### Texto de leitura

Na óptica do capitalista da droga o
assunto é mais ou menos igual, se se investe num negócio é porque é
rentável para esses capitalistas, seja a droga o seu principal
investimento ou um secundário, o facto é que encontra no tráfico de
droga uma oportunidade para a acumulação de capital, à qual não está
disposto a renunciar por qualquer critério moral relacionado com as
consequências do consumo da sua mercadoria; ao fim de contas, os
capitalistas das empresas legais também não se detêm por critérios
morais, mesmo que o seu negócio sejam as armas, as drogas legais,
contaminantes ou qualquer outro produto com algum efeito nocivo para as
pessoas, o meio ambiente ou a sociedade.
Os trabalhadores das narco-empresas
podem ter adquirido alguns conhecimentos e habilitações necessários para
o seu trabalho nas mesmas, mas no limite eles são formados tal como o
restante proletariado em diferentes graus de conhecimentos gerais e
diferentes tipos de especialização; naturalmente que uma narco-empresa
emprega pessoas com experiência de empresas farmacêuticas e
laboratórios, engenheiros, agrónomos, químicos, contabilistas,
advogados, transportadores, etc.. E, particularmente no caso dos
sicários e guardas, emprega pessoas formadas no manuseamento de armas
tanto na polícia como no exército; assim como outros vendem a sua
capacidade de trabalhar ao patrão, estes últimos vendem a sua capacidade
de matar e instrução, muitas vezes financiada por todos os mexicanos,
dado que somos nós quem financia o seu treino e experiência nas
instituições policiais e militares. De que outra forma poderia trabalhar
alguém que apenas está capacitado para disparar uma arma se esta é a
sua capacidade de trabalhomais rentável?

######
### Secção de dados

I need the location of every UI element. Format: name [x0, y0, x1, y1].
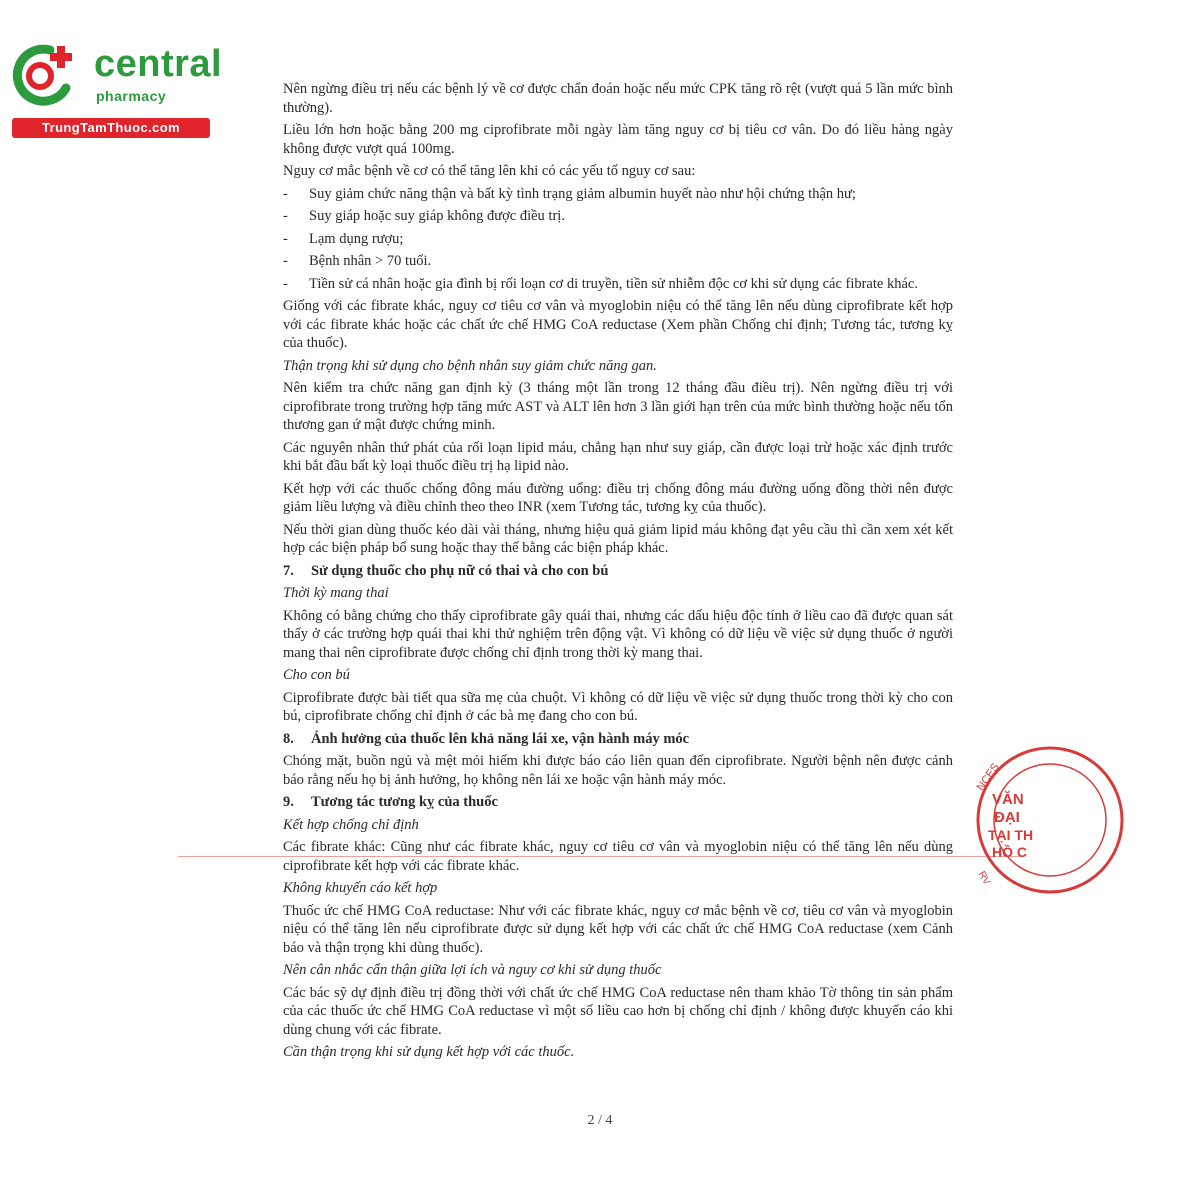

######
### Secção de dados

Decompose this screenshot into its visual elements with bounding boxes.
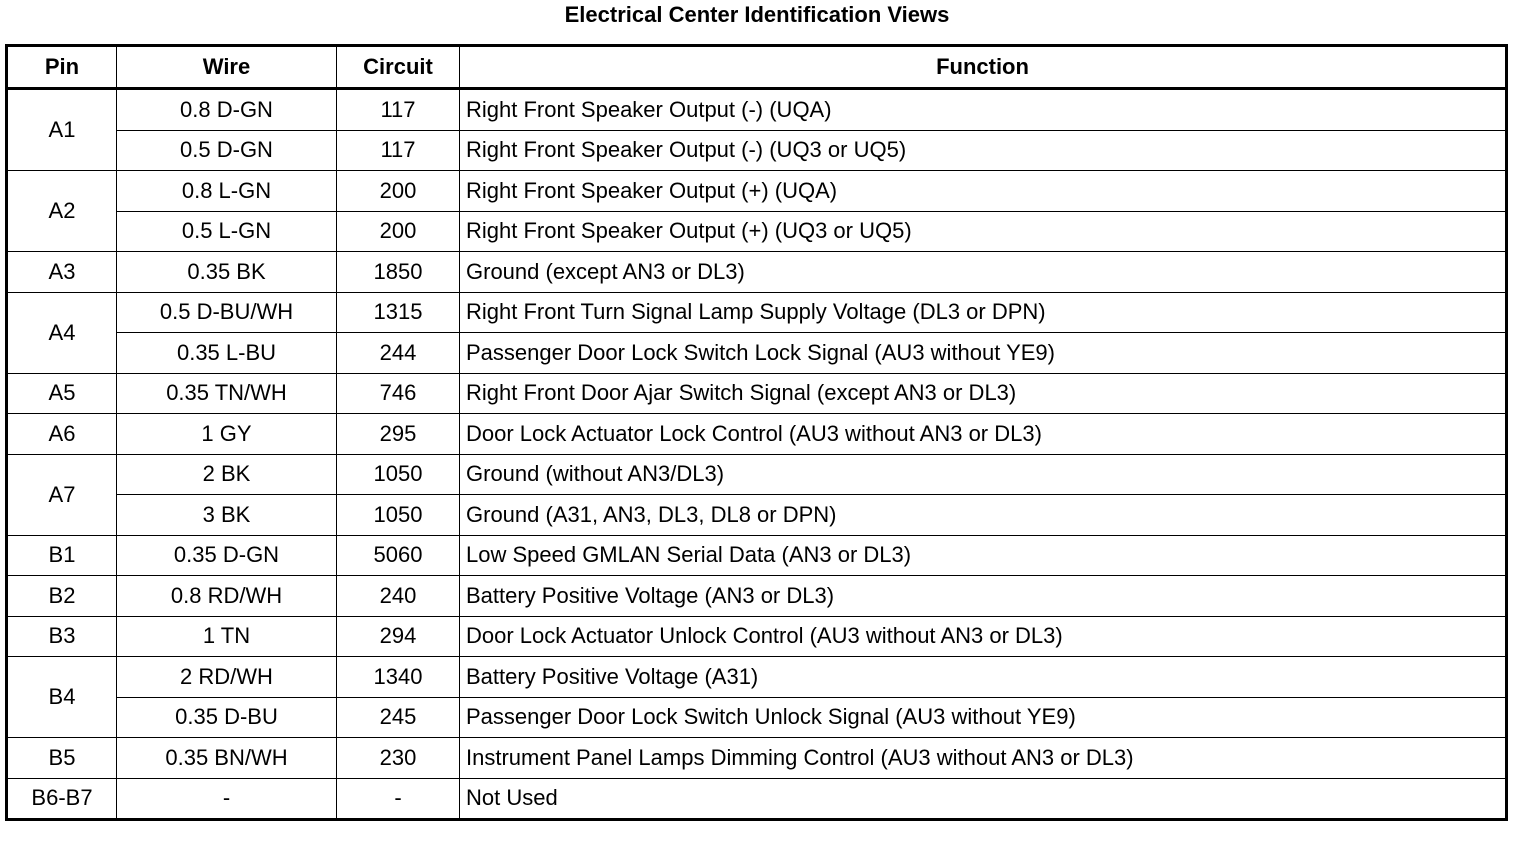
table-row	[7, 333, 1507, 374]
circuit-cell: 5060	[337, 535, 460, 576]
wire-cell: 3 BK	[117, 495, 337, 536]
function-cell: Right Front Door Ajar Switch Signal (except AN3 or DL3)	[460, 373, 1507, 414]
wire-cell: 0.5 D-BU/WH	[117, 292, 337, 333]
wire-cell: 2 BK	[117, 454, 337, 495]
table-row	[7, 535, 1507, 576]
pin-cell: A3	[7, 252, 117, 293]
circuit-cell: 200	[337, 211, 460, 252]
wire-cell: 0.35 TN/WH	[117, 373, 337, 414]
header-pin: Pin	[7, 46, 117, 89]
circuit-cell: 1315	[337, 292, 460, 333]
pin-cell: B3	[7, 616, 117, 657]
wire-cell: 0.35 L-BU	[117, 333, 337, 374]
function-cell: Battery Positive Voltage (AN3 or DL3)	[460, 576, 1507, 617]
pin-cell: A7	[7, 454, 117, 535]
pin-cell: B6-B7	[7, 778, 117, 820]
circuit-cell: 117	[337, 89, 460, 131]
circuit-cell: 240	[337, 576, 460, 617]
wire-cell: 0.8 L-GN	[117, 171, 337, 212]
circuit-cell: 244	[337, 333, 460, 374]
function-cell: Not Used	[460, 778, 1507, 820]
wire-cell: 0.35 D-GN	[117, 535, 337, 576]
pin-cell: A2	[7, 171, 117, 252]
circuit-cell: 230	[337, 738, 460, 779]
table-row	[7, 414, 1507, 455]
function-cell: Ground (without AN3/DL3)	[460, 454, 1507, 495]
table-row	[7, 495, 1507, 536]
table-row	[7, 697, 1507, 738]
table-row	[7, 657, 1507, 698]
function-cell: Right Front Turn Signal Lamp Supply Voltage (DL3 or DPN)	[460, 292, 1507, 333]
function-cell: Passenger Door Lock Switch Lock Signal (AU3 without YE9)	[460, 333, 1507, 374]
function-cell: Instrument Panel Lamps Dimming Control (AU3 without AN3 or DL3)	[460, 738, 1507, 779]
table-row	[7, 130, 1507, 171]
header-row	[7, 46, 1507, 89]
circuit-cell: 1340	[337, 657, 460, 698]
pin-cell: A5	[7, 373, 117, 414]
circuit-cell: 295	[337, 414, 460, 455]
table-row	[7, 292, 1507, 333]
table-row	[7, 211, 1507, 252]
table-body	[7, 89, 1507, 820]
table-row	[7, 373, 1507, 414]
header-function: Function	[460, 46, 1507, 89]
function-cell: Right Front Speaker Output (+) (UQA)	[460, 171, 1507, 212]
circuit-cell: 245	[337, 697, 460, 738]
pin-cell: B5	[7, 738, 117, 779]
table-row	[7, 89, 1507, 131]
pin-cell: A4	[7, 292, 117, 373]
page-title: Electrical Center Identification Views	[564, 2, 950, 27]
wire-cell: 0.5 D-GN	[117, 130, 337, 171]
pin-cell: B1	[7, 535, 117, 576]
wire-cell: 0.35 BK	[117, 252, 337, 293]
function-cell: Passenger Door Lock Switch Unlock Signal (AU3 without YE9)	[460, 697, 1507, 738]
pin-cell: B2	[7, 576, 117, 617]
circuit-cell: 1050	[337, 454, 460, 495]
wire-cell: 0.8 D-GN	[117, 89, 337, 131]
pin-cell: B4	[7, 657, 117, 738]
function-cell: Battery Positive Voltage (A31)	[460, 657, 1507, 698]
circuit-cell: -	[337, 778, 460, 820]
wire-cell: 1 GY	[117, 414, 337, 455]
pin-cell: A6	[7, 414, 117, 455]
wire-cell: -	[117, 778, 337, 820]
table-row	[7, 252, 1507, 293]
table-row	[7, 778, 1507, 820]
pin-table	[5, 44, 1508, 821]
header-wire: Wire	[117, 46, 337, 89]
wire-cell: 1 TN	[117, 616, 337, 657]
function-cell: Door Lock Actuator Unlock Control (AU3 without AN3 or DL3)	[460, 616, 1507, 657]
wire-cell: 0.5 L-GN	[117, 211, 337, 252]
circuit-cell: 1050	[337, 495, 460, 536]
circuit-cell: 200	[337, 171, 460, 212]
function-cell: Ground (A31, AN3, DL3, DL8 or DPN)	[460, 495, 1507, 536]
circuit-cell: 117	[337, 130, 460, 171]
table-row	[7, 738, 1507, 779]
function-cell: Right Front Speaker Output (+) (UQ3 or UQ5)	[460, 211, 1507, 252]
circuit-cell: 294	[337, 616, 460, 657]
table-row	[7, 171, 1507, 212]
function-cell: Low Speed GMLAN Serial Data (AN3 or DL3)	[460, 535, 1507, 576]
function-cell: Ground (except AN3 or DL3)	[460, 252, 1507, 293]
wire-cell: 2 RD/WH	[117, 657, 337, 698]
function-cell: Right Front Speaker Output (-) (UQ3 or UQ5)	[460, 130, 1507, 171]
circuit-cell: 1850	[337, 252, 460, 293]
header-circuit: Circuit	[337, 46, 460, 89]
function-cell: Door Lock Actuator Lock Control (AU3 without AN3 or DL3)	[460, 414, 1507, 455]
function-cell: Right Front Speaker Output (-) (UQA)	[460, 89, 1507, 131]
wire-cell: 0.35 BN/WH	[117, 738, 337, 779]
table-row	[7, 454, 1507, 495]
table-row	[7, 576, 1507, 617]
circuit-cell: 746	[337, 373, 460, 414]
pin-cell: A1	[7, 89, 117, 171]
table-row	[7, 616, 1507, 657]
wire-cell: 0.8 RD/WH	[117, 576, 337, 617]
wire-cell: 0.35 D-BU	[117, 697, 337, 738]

######

■ Lista de tarefas
• A. No texto sobre o narcotráfico, quem muitas vezes financia a instrução dos sicários e guardas?
• B. Prossiga o texto sobre o narcotráfico a partir da sua última frase.

■ Problemas resolvidos
• A. Todos os mexicanos, que financiam o seu treino e experiência nas instituições policiais e militares.

• B.
Outro elemento que é indispensável
ressaltar é que não há motivos razoáveis para pensar que os empresários
da droga não são além disso empresários legais, nem muito menos para
pensar que não há empresários originalmente legais que não estão a
investir capital no negócio da droga. Embora com muita frequência os
meios de comunicação recorrem a descrições fabuladas de
narcotraficantes, caracterizando-os sempre como muito diferentes dos
empresários legais, o facto é que apesar de existirem neste negócio
personagens pitorescas e peculiares tal não significa minimamente que
seja essa a generalidade. Os media também falam da infiltração do narco
nas empresas legais, mas nunca escrevem nada sobre a infiltração das
empresas legais no narco. Em geral, os grandes capitalistas costumam ter
um grande investimento principal num qualquer ramo industrial ou
comercial, mas ao mesmo tempo mantêm investimentos noutros ramos, ou
melhor, fazem associações de capitalistas entre capitais oriundos de
diferentes sectores.
Isto acontece sobretudo porque ao
gerarem-se lucros na sua forma de dinheiro, nem sempre podem ser
reinvestidos como capital no mesmo negócio, sobretudo quando as
condições de mercado o limitam, pelo se torna necessário para o
capitalista procurar outros negócios onde investir o seu capital.
Portanto, não será de estranhar que um empresário legal que obtém lucros
num qualquer negócio e cujo mercado se encontra já no limite, trate de
evitar o decréscimo da sua quota de lucro colocando capital num ramo
mais dinâmico da economia e no qual obtém lucros importantes. Quem ainda
pense que os capitalistas têm uma moral escrupulosa dirá que, apesar de
tudo, não seriam capazes de investir no negócio da droga, mas para os
que amparados no marxismo pensam que não é a moral mas a sede de lucros o
que motiva o capitalista a investir, parece-nos bem lógico que assim
suceda.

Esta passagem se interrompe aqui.